### EXTRACTED TEXT ###

In March AbbVie issued injunctions against the EMA to prevent the regulator revealing data about rheumatoid arthritis drug Humira.

US firm InterMune brought a similar case against the EMA regarding third party access to information about its lung disease drug Esbriet.

The vice president of the Court of Justice (the higher of the two entities making up the European Court) has now in effect cancelled the ‘interim measure orders’ and told the General Court (the lower body) to look again at their judgment.

“The Court has sent it back and told the General Court to reconsider the interim measures,” an EMA spokesman told Pharmafocus. “The vice president has outlined the points of law which the interim measures now have to be decided on. He hasn’t thrown them out.”

In many ways this means we are back to square one: the EMA says it is not going to release the documents in question - even though the injunctions against doing so have been annulled. Instead it will wait to see the court’s next judgment on them - for which there is no timeline.

The Court of Justice is due to publish further documents on its decision to annul either today (Thursday) or Friday.

Transparency body AllTrials says that the new decision means AbbVie and InterMune “must provide proof of the serious and irreparable harm the release of these documents will cause”.

### EXTRACTED RECORDS ###

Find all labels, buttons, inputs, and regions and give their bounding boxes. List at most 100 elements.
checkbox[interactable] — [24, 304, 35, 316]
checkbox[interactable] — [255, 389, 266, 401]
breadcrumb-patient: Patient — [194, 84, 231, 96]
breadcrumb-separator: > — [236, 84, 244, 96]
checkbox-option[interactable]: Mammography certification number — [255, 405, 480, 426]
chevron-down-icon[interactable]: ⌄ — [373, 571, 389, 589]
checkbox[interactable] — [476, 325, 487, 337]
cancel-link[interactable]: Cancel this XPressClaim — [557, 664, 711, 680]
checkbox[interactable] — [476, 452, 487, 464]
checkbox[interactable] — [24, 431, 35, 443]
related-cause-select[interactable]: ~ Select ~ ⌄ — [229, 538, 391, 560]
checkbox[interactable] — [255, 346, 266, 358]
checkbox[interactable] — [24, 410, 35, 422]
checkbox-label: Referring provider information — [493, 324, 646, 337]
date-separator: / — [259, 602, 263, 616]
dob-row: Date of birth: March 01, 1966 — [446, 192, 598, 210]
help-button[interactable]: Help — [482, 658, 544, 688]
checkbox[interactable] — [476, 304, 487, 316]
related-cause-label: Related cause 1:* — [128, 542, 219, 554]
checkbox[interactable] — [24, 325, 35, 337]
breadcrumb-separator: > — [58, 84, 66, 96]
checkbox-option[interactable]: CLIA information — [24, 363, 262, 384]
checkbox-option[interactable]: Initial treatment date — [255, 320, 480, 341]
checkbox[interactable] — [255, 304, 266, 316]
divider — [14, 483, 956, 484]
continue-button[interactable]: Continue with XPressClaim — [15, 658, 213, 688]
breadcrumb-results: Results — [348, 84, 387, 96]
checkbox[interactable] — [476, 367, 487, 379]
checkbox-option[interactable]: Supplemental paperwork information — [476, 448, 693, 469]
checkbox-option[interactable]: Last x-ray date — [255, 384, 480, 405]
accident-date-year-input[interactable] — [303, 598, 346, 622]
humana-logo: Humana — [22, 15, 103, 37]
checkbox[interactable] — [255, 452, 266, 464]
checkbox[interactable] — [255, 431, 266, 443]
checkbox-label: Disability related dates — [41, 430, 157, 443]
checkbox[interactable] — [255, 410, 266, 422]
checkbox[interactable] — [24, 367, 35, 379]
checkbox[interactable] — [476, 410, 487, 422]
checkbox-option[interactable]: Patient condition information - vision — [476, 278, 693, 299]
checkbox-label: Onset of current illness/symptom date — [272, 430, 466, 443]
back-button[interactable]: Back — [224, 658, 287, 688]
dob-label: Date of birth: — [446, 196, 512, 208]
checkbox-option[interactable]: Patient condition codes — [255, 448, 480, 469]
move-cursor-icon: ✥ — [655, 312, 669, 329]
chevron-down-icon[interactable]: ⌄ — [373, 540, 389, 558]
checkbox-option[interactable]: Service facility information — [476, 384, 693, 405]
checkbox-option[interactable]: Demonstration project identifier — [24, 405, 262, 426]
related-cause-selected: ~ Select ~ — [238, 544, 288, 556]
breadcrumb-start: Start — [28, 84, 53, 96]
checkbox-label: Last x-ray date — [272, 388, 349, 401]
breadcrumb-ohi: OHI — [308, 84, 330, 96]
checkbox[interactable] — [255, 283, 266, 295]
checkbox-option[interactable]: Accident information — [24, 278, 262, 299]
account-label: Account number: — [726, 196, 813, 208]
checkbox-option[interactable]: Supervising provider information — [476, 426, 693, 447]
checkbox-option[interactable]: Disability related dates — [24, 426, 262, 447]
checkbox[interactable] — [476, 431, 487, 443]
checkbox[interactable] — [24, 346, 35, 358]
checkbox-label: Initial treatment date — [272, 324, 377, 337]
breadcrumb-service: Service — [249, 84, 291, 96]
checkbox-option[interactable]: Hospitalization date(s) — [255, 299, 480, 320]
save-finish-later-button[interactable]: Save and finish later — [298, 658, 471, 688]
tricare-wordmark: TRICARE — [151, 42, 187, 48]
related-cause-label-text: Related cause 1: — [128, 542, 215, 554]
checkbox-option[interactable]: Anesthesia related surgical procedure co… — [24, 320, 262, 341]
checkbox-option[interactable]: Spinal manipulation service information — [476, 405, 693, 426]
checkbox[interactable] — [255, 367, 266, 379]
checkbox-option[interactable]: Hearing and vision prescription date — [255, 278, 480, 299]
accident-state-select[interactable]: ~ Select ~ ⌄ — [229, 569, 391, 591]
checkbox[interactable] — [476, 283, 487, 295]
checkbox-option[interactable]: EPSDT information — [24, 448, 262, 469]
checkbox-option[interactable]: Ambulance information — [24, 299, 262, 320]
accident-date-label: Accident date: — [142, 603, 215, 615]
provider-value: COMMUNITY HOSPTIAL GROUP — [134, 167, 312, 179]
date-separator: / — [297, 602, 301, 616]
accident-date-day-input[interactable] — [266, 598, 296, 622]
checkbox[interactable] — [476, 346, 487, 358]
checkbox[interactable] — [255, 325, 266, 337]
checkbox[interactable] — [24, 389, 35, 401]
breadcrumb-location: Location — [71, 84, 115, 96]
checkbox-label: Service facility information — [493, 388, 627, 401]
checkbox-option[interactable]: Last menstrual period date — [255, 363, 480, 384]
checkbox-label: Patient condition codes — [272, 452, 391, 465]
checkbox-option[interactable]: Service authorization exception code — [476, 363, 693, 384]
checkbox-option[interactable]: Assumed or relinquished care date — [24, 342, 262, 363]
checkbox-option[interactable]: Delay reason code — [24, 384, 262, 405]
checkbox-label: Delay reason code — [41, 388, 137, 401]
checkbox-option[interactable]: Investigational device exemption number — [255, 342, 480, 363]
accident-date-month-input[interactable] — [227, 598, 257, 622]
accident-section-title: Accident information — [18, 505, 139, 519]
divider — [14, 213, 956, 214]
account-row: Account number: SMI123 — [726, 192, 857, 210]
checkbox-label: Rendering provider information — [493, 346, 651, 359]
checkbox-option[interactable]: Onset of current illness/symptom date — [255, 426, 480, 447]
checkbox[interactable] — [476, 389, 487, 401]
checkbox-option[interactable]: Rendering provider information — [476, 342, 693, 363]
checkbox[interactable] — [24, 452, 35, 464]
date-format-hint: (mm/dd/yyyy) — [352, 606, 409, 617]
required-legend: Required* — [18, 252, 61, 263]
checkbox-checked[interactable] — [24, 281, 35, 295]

###

> COMPLETE THE FOLLOWING:
A. Why does the article on the EMA court cases say the situation is back to square one? Answer in one to three sentences.
B. Answer from the article on the EMA court cases, one answer per line:
(i) What condition is Humira used to treat?
(ii) Which company makes Esbriet?
(iii) According to AllTrials, what must AbbVie and InterMune now provide?
C. Write the next part of the article on the EMA court cases, picking up after its final sentence.

> EXPECTED RESPONSES:
A. The injunctions against releasing the documents have been annulled, but the EMA says it still will not release them. It will wait for the court's next judgment on them, and there is no timeline for that judgment.

B.
(i) Rheumatoid arthritis.
(ii) InterMune, a US firm.
(iii) Proof of the serious and irreparable harm that releasing the documents will cause.

C.
Dr Ben Goldacre, AllTrials co-founder and author of Bad Pharma, told Pharmafile: “We can only hope that the European Court will come to its senses, and recognise that it took a huge backwards step in forcing the EMA to hide these documents from doctors and researchers.”

He went on: “This is an extraordinary and shameful case that has inflicted huge reputational damage on the pharmaceutical industry.”

While others have been moving forwards towards greater transparency, AbbVie and InterMune have “actively sued the EMA, forcing them to withhold the very information that doctors, researchers and patients need to make informed decisions about which treatment is best”, he concluded.

Yet as far as Abbvie is concerned, it is a clear issue of protecting intellectual property, pure and simple. The company says the EMA’s rejection of its ‘compromise proposals’ led to the injunctions in the first place.

Of the annulment decision, a spokeswoman said: “The vice president of the Court of Justice has not provided a judgment on the EMA’s appeal and has referred the matter back to the General Court for further consideration. Until the conclusion of this additional assessment by the General Court, there can be no final outcome.”

The company is confident that the ruling will eventually go in its favour, with the original injunction upheld, “as the Court of Justice has acknowledged that the clinical study reports do contain commercially confidential information”, the spokeswoman said.

AbbVie insists it will continue to promote a data sharing process that “allows qualified researchers access to confidential information without undermining our ability to innovate and develop new medicines for patients”.

In a statement InterMune says: “We remain confident that a re-examination of the evidence submitted by InterMune will confirm that interim measures should be granted in this case while the main proceedings are pending.”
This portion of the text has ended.